• **PROBLEM A**
Answer these questions from the patent text.
(i) Who are listed as the inventors?
(ii) Which crystal is named as an example of a second harmonic generating crystal?
(iii) Down to roughly how many femtoseconds has NSHG been used to measure temporal information?
• **PROBLEM B**
How would you render this sentence from the patent text in Spanish: "An NSHG device can be viewed as an optical Boolean logic AND gate, i.e. a SH output is generated only when both fundamental inputs are present."
• **PROBLEM C**
Return the passage of the patent text from "An NSHG device" to "operations are required.", copied word for word.

— Begin TEXT PROVIDED —

|Publication number||US4918635 A|
|Application number||US 07/271,566|
|Publication date||Apr 17, 1990|
|Filing date||Nov 15, 1988|
|Priority date||Nov 15, 1988|
|Publication number||07271566, 271566, US 4918635 A, US 4918635A, US-A-4918635, US4918635 A, US4918635A|
|Inventors||Yao Li, Robert R. Alfano, George Eichmann|
|Original Assignee||Yao Li, Alfano Robert R, George Eichmann|
|Export Citation||BiBTeX, EndNote, RefMan|
|Patent Citations (10), Referenced by (7), Classifications (8), Legal Events (2)|
|External Links: USPTO, USPTO Assignment, Espacenet|
The present invention relates generally to digital signal processing and more particularly to digital signal processing using optical noncollinear second harmonic generation.
When two noncollinear identical optical beams pass through a second harmonic generating (SHG) crystal, such as KDP, depending on the beam propagation geometry for a 90 degree phase-matching, a frequency-doubled (i.e. second-harmonic or SH) output signal NSHG can be generated. The noncollinear second harmonic generated output signal NSHG emerges with an angle that bisects the intersection angle φ of the two input beams. When pulsed inputs are used, the NSHG signal spatial profile represents the input temporal autocorrelation function. Since the NSHG signal can have a femtosecond response, and since the input/output frequencies are well separated and the phase matching condition acts as an angular filter, NSHG has widely been used in the past as a background free detection method for measuring temporal information down to as low as about 8 femtoseconds.
An NSHG device can be viewed as an optical Boolean logic AND gate, i.e. a SH output is generated only when both fundamental inputs are present. Using either frequency or polarization filtering, the NSHG output signal can easily be isolated.
The present invention as will hereinafter be described is based on the discovery of the application of a noncollinear second harmonic generated (NSHG) switch array element-based network to various ultrafast parallel all optical digital signal processing computations. These computations, range from binary scalar to vector multiplications, from matrix-vector to matrix-matrix multiplications, as well as from residue addition/subtraction to multiplication mapping operations, etc. In general, this NSHG-based computing network is suitable for but not limited to any application where a large number of parallel AND operations are required.

— End TEXT PROVIDED —
— Begin SUPPLIED MATERIAL —

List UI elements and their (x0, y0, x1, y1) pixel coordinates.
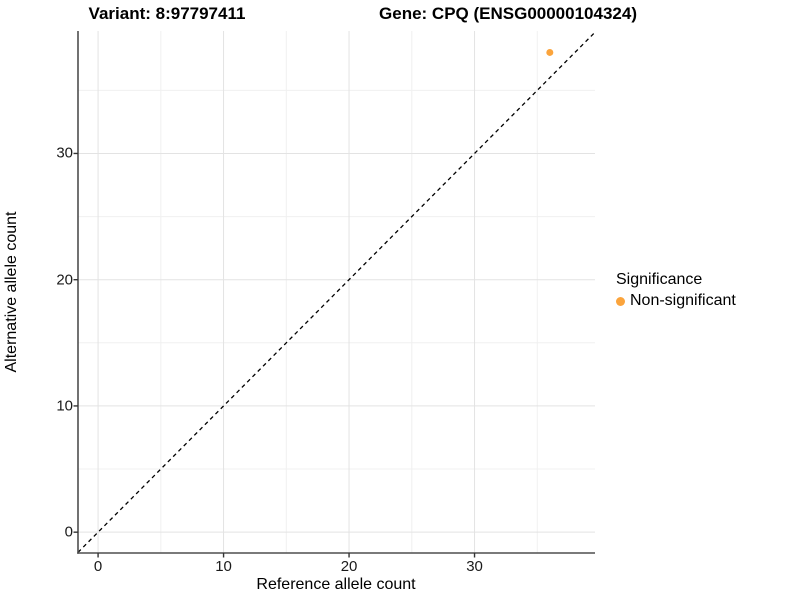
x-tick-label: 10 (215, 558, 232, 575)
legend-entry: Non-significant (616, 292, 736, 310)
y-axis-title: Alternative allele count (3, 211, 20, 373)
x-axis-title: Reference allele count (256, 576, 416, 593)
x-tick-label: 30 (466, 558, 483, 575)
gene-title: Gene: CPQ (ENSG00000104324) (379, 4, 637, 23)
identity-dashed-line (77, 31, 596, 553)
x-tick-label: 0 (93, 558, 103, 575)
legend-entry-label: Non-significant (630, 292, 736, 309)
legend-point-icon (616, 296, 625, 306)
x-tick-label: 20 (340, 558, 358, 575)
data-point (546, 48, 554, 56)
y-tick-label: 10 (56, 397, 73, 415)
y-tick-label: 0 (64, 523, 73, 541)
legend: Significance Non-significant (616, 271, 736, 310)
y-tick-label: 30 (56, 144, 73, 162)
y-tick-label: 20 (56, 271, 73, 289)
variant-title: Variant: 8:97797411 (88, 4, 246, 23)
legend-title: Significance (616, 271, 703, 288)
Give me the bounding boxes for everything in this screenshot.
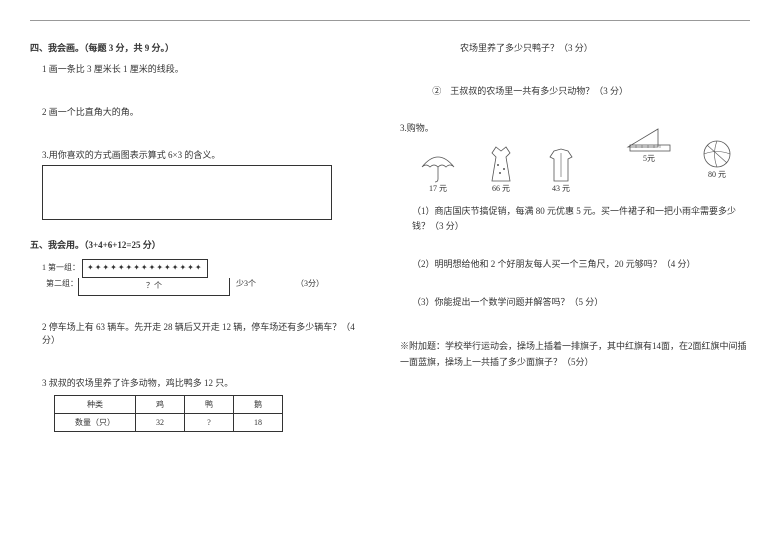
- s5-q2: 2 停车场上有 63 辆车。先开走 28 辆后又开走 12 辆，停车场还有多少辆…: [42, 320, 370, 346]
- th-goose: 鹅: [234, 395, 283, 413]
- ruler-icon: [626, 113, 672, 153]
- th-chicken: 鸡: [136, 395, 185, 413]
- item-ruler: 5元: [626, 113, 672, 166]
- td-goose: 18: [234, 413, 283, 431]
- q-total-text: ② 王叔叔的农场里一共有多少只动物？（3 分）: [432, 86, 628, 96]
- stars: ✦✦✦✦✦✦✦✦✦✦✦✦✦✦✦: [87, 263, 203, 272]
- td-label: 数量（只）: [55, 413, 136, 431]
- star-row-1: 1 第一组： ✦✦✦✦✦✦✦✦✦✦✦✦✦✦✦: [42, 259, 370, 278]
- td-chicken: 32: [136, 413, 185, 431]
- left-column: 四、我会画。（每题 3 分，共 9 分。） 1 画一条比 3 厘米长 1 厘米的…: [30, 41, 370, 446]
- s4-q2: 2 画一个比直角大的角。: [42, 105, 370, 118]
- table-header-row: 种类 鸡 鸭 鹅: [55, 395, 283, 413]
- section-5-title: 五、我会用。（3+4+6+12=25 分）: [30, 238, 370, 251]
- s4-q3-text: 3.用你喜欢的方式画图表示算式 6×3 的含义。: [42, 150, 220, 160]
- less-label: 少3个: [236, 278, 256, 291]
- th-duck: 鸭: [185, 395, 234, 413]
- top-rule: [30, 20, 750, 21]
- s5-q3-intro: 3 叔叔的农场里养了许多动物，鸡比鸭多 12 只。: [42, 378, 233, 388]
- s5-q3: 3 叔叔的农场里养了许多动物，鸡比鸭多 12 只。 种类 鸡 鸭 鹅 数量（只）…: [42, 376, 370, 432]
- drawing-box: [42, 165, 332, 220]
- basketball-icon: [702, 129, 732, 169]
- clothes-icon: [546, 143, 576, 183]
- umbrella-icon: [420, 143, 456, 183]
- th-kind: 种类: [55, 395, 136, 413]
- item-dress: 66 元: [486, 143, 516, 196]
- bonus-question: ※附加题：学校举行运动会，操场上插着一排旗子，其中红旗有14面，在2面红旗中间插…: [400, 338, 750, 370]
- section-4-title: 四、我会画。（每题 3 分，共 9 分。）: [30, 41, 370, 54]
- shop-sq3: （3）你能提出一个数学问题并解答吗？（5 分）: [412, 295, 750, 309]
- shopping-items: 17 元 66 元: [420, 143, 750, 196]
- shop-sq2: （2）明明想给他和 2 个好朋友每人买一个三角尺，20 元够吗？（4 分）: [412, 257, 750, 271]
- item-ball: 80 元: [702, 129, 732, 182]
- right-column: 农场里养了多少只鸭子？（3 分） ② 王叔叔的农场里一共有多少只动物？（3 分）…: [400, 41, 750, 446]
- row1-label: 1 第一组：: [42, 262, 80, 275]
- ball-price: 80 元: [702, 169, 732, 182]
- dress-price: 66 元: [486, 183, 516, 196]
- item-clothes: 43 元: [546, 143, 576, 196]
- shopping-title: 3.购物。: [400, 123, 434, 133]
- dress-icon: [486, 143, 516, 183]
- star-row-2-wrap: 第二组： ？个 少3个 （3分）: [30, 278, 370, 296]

— End SUPPLIED MATERIAL —

• **WRITTEN RESPONSE A**
(i) Yao Li, Robert R. Alfano, and George Eichmann
(ii) KDP
(iii) About 8 femtoseconds

• **WRITTEN RESPONSE B**
Un dispositivo NSHG puede considerarse una compuerta lógica booleana AND óptica, es decir, solo se genera una salida SH cuando ambas entradas fundamentales están presentes.

• **WRITTEN RESPONSE C**
An NSHG device can be viewed as an optical Boolean logic AND gate, i.e. a SH output is generated only when both fundamental inputs are present. Using either frequency or polarization filtering, the NSHG output signal can easily be isolated.
The present invention as will hereinafter be described is based on the discovery of the application of a noncollinear second harmonic generated (NSHG) switch array element-based network to various ultrafast parallel all optical digital signal processing computations. These computations, range from binary scalar to vector multiplications, from matrix-vector to matrix-matrix multiplications, as well as from residue addition/subtraction to multiplication mapping operations, etc. In general, this NSHG-based computing network is suitable for but not limited to any application where a large number of parallel AND operations are required.